# To be done
All of the lines below are to be transcribed faithfully, with pictures excluded from the copy.

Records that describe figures
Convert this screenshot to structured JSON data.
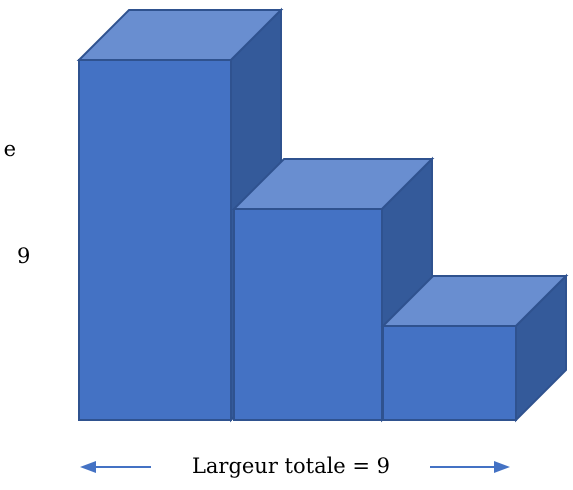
{
  "diagram": {
    "left_word_fragment": "e",
    "height_value": "9",
    "width_caption": "Largeur totale = 9",
    "blocks": [
      {
        "id": "tall",
        "relative_height": 9
      },
      {
        "id": "medium",
        "relative_height": 5.5
      },
      {
        "id": "short",
        "relative_height": 2.5
      }
    ],
    "colors": {
      "front": "#4472C4",
      "top": "#698ED0",
      "side": "#345A9A",
      "edge": "#2F528F",
      "arrow": "#4472C4",
      "text": "#000000"
    }
  }
}
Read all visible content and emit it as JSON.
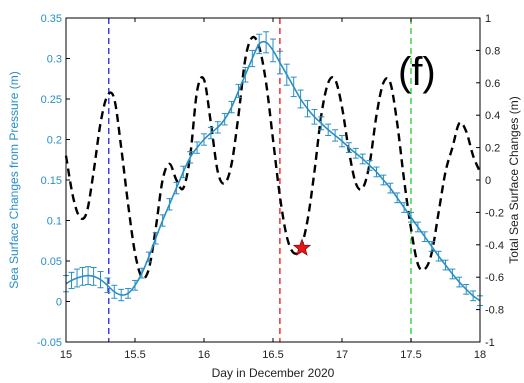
{
  "chart_data": {
    "type": "line",
    "panel_label": "(f)",
    "xlabel": "Day in December 2020",
    "ylabel_left": "Sea Surface Changes from Pressure (m)",
    "ylabel_right": "Total Sea Surface Changes (m)",
    "xlim": [
      15,
      18
    ],
    "ylim_left": [
      -0.05,
      0.35
    ],
    "ylim_right": [
      -1,
      1
    ],
    "x_ticks": [
      "15",
      "15.5",
      "16",
      "16.5",
      "17",
      "17.5",
      "18"
    ],
    "y_left_ticks": [
      "-0.05",
      "0",
      "0.05",
      "0.1",
      "0.15",
      "0.2",
      "0.25",
      "0.3",
      "0.35"
    ],
    "y_right_ticks": [
      "-1",
      "-0.8",
      "-0.6",
      "-0.4",
      "-0.2",
      "0",
      "0.2",
      "0.4",
      "0.6",
      "0.8",
      "1"
    ],
    "colors": {
      "pressure_series": "#2a8fc4",
      "total_series": "#000000",
      "marker": "#e8141b",
      "vline_blue": "#2222dd",
      "vline_red": "#e8141b",
      "vline_green": "#22cc22"
    },
    "vertical_lines": [
      {
        "x": 15.31,
        "color": "blue"
      },
      {
        "x": 16.55,
        "color": "red"
      },
      {
        "x": 17.5,
        "color": "green"
      }
    ],
    "marker": {
      "x": 16.71,
      "y_right": -0.42,
      "shape": "star"
    },
    "series": [
      {
        "axis": "left",
        "style": "solid-errorbars",
        "x": [
          15.0,
          15.04,
          15.08,
          15.12,
          15.16,
          15.2,
          15.25,
          15.3,
          15.35,
          15.4,
          15.45,
          15.5,
          15.55,
          15.6,
          15.65,
          15.7,
          15.75,
          15.8,
          15.85,
          15.9,
          15.95,
          16.0,
          16.05,
          16.1,
          16.15,
          16.2,
          16.25,
          16.3,
          16.35,
          16.4,
          16.45,
          16.5,
          16.55,
          16.6,
          16.65,
          16.7,
          16.75,
          16.8,
          16.85,
          16.9,
          16.95,
          17.0,
          17.05,
          17.1,
          17.15,
          17.2,
          17.25,
          17.3,
          17.35,
          17.4,
          17.45,
          17.5,
          17.55,
          17.6,
          17.65,
          17.7,
          17.75,
          17.8,
          17.85,
          17.9,
          17.95,
          18.0
        ],
        "y": [
          0.022,
          0.026,
          0.029,
          0.031,
          0.032,
          0.031,
          0.027,
          0.02,
          0.012,
          0.008,
          0.01,
          0.02,
          0.035,
          0.055,
          0.078,
          0.1,
          0.12,
          0.14,
          0.16,
          0.178,
          0.19,
          0.2,
          0.208,
          0.215,
          0.225,
          0.24,
          0.26,
          0.28,
          0.3,
          0.318,
          0.32,
          0.31,
          0.295,
          0.28,
          0.265,
          0.25,
          0.238,
          0.228,
          0.22,
          0.212,
          0.205,
          0.198,
          0.19,
          0.183,
          0.176,
          0.168,
          0.16,
          0.15,
          0.14,
          0.128,
          0.116,
          0.104,
          0.092,
          0.08,
          0.068,
          0.056,
          0.045,
          0.034,
          0.024,
          0.015,
          0.007,
          0.001
        ],
        "err": [
          0.01,
          0.01,
          0.011,
          0.011,
          0.011,
          0.011,
          0.01,
          0.009,
          0.008,
          0.007,
          0.006,
          0.006,
          0.006,
          0.006,
          0.007,
          0.007,
          0.007,
          0.007,
          0.007,
          0.007,
          0.007,
          0.007,
          0.007,
          0.007,
          0.007,
          0.007,
          0.008,
          0.009,
          0.01,
          0.012,
          0.013,
          0.014,
          0.014,
          0.013,
          0.012,
          0.011,
          0.01,
          0.009,
          0.008,
          0.007,
          0.007,
          0.007,
          0.006,
          0.006,
          0.006,
          0.006,
          0.006,
          0.006,
          0.006,
          0.006,
          0.006,
          0.006,
          0.006,
          0.006,
          0.006,
          0.006,
          0.006,
          0.006,
          0.006,
          0.006,
          0.006,
          0.006
        ]
      },
      {
        "axis": "right",
        "style": "dashed",
        "x": [
          15.0,
          15.05,
          15.1,
          15.15,
          15.2,
          15.25,
          15.3,
          15.35,
          15.4,
          15.45,
          15.5,
          15.55,
          15.6,
          15.65,
          15.7,
          15.75,
          15.8,
          15.85,
          15.9,
          15.95,
          16.0,
          16.05,
          16.1,
          16.15,
          16.2,
          16.25,
          16.3,
          16.35,
          16.4,
          16.45,
          16.5,
          16.55,
          16.6,
          16.65,
          16.7,
          16.75,
          16.8,
          16.85,
          16.9,
          16.95,
          17.0,
          17.05,
          17.1,
          17.15,
          17.2,
          17.25,
          17.3,
          17.35,
          17.4,
          17.45,
          17.5,
          17.55,
          17.6,
          17.65,
          17.7,
          17.75,
          17.8,
          17.85,
          17.9,
          17.95,
          18.0
        ],
        "y": [
          0.15,
          -0.1,
          -0.23,
          -0.2,
          0.05,
          0.35,
          0.52,
          0.5,
          0.2,
          -0.15,
          -0.45,
          -0.6,
          -0.55,
          -0.3,
          0.0,
          0.1,
          0.0,
          -0.05,
          0.15,
          0.55,
          0.62,
          0.35,
          0.05,
          -0.02,
          0.1,
          0.4,
          0.75,
          0.88,
          0.82,
          0.6,
          0.25,
          -0.1,
          -0.35,
          -0.45,
          -0.42,
          -0.25,
          0.05,
          0.4,
          0.6,
          0.62,
          0.45,
          0.18,
          -0.02,
          -0.05,
          0.1,
          0.4,
          0.6,
          0.6,
          0.35,
          0.0,
          -0.3,
          -0.52,
          -0.55,
          -0.45,
          -0.2,
          0.05,
          0.2,
          0.35,
          0.3,
          0.15,
          0.05
        ]
      }
    ]
  }
}
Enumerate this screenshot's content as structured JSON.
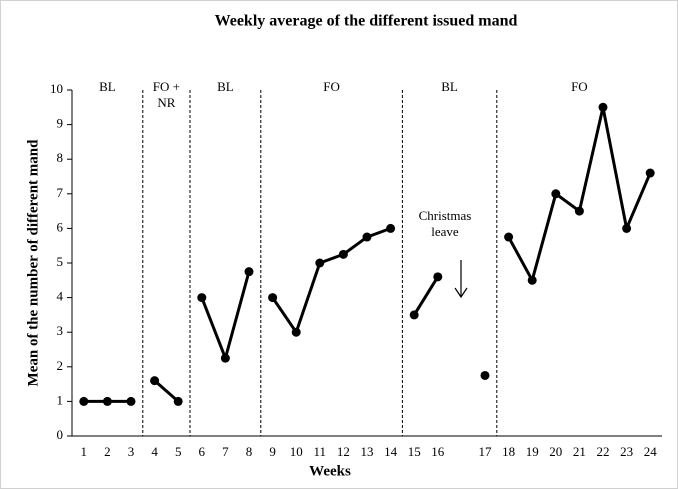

# The answer
Convert this screenshot to structured JSON data.
{
  "diagram": {
    "left_word_fragment": "e",
    "height_value": "9",
    "width_caption": "Largeur totale = 9",
    "blocks": [
      {
        "id": "tall",
        "relative_height": 9
      },
      {
        "id": "medium",
        "relative_height": 5.5
      },
      {
        "id": "short",
        "relative_height": 2.5
      }
    ],
    "colors": {
      "front": "#4472C4",
      "top": "#698ED0",
      "side": "#345A9A",
      "edge": "#2F528F",
      "arrow": "#4472C4",
      "text": "#000000"
    }
  }
}
Read all visible content and emit it as JSON.
{
  "chart_data": {
    "type": "line",
    "panel_label": "(f)",
    "xlabel": "Day in December 2020",
    "ylabel_left": "Sea Surface Changes from Pressure (m)",
    "ylabel_right": "Total Sea Surface Changes (m)",
    "xlim": [
      15,
      18
    ],
    "ylim_left": [
      -0.05,
      0.35
    ],
    "ylim_right": [
      -1,
      1
    ],
    "x_ticks": [
      "15",
      "15.5",
      "16",
      "16.5",
      "17",
      "17.5",
      "18"
    ],
    "y_left_ticks": [
      "-0.05",
      "0",
      "0.05",
      "0.1",
      "0.15",
      "0.2",
      "0.25",
      "0.3",
      "0.35"
    ],
    "y_right_ticks": [
      "-1",
      "-0.8",
      "-0.6",
      "-0.4",
      "-0.2",
      "0",
      "0.2",
      "0.4",
      "0.6",
      "0.8",
      "1"
    ],
    "colors": {
      "pressure_series": "#2a8fc4",
      "total_series": "#000000",
      "marker": "#e8141b",
      "vline_blue": "#2222dd",
      "vline_red": "#e8141b",
      "vline_green": "#22cc22"
    },
    "vertical_lines": [
      {
        "x": 15.31,
        "color": "blue"
      },
      {
        "x": 16.55,
        "color": "red"
      },
      {
        "x": 17.5,
        "color": "green"
      }
    ],
    "marker": {
      "x": 16.71,
      "y_right": -0.42,
      "shape": "star"
    },
    "series": [
      {
        "axis": "left",
        "style": "solid-errorbars",
        "x": [
          15.0,
          15.04,
          15.08,
          15.12,
          15.16,
          15.2,
          15.25,
          15.3,
          15.35,
          15.4,
          15.45,
          15.5,
          15.55,
          15.6,
          15.65,
          15.7,
          15.75,
          15.8,
          15.85,
          15.9,
          15.95,
          16.0,
          16.05,
          16.1,
          16.15,
          16.2,
          16.25,
          16.3,
          16.35,
          16.4,
          16.45,
          16.5,
          16.55,
          16.6,
          16.65,
          16.7,
          16.75,
          16.8,
          16.85,
          16.9,
          16.95,
          17.0,
          17.05,
          17.1,
          17.15,
          17.2,
          17.25,
          17.3,
          17.35,
          17.4,
          17.45,
          17.5,
          17.55,
          17.6,
          17.65,
          17.7,
          17.75,
          17.8,
          17.85,
          17.9,
          17.95,
          18.0
        ],
        "y": [
          0.022,
          0.026,
          0.029,
          0.031,
          0.032,
          0.031,
          0.027,
          0.02,
          0.012,
          0.008,
          0.01,
          0.02,
          0.035,
          0.055,
          0.078,
          0.1,
          0.12,
          0.14,
          0.16,
          0.178,
          0.19,
          0.2,
          0.208,
          0.215,
          0.225,
          0.24,
          0.26,
          0.28,
          0.3,
          0.318,
          0.32,
          0.31,
          0.295,
          0.28,
          0.265,
          0.25,
          0.238,
          0.228,
          0.22,
          0.212,
          0.205,
          0.198,
          0.19,
          0.183,
          0.176,
          0.168,
          0.16,
          0.15,
          0.14,
          0.128,
          0.116,
          0.104,
          0.092,
          0.08,
          0.068,
          0.056,
          0.045,
          0.034,
          0.024,
          0.015,
          0.007,
          0.001
        ],
        "err": [
          0.01,
          0.01,
          0.011,
          0.011,
          0.011,
          0.011,
          0.01,
          0.009,
          0.008,
          0.007,
          0.006,
          0.006,
          0.006,
          0.006,
          0.007,
          0.007,
          0.007,
          0.007,
          0.007,
          0.007,
          0.007,
          0.007,
          0.007,
          0.007,
          0.007,
          0.007,
          0.008,
          0.009,
          0.01,
          0.012,
          0.013,
          0.014,
          0.014,
          0.013,
          0.012,
          0.011,
          0.01,
          0.009,
          0.008,
          0.007,
          0.007,
          0.007,
          0.006,
          0.006,
          0.006,
          0.006,
          0.006,
          0.006,
          0.006,
          0.006,
          0.006,
          0.006,
          0.006,
          0.006,
          0.006,
          0.006,
          0.006,
          0.006,
          0.006,
          0.006,
          0.006,
          0.006
        ]
      },
      {
        "axis": "right",
        "style": "dashed",
        "x": [
          15.0,
          15.05,
          15.1,
          15.15,
          15.2,
          15.25,
          15.3,
          15.35,
          15.4,
          15.45,
          15.5,
          15.55,
          15.6,
          15.65,
          15.7,
          15.75,
          15.8,
          15.85,
          15.9,
          15.95,
          16.0,
          16.05,
          16.1,
          16.15,
          16.2,
          16.25,
          16.3,
          16.35,
          16.4,
          16.45,
          16.5,
          16.55,
          16.6,
          16.65,
          16.7,
          16.75,
          16.8,
          16.85,
          16.9,
          16.95,
          17.0,
          17.05,
          17.1,
          17.15,
          17.2,
          17.25,
          17.3,
          17.35,
          17.4,
          17.45,
          17.5,
          17.55,
          17.6,
          17.65,
          17.7,
          17.75,
          17.8,
          17.85,
          17.9,
          17.95,
          18.0
        ],
        "y": [
          0.15,
          -0.1,
          -0.23,
          -0.2,
          0.05,
          0.35,
          0.52,
          0.5,
          0.2,
          -0.15,
          -0.45,
          -0.6,
          -0.55,
          -0.3,
          0.0,
          0.1,
          0.0,
          -0.05,
          0.15,
          0.55,
          0.62,
          0.35,
          0.05,
          -0.02,
          0.1,
          0.4,
          0.75,
          0.88,
          0.82,
          0.6,
          0.25,
          -0.1,
          -0.35,
          -0.45,
          -0.42,
          -0.25,
          0.05,
          0.4,
          0.6,
          0.62,
          0.45,
          0.18,
          -0.02,
          -0.05,
          0.1,
          0.4,
          0.6,
          0.6,
          0.35,
          0.0,
          -0.3,
          -0.52,
          -0.55,
          -0.45,
          -0.2,
          0.05,
          0.2,
          0.35,
          0.3,
          0.15,
          0.05
        ]
      }
    ]
  }
}
Enumerate this screenshot's content as structured JSON.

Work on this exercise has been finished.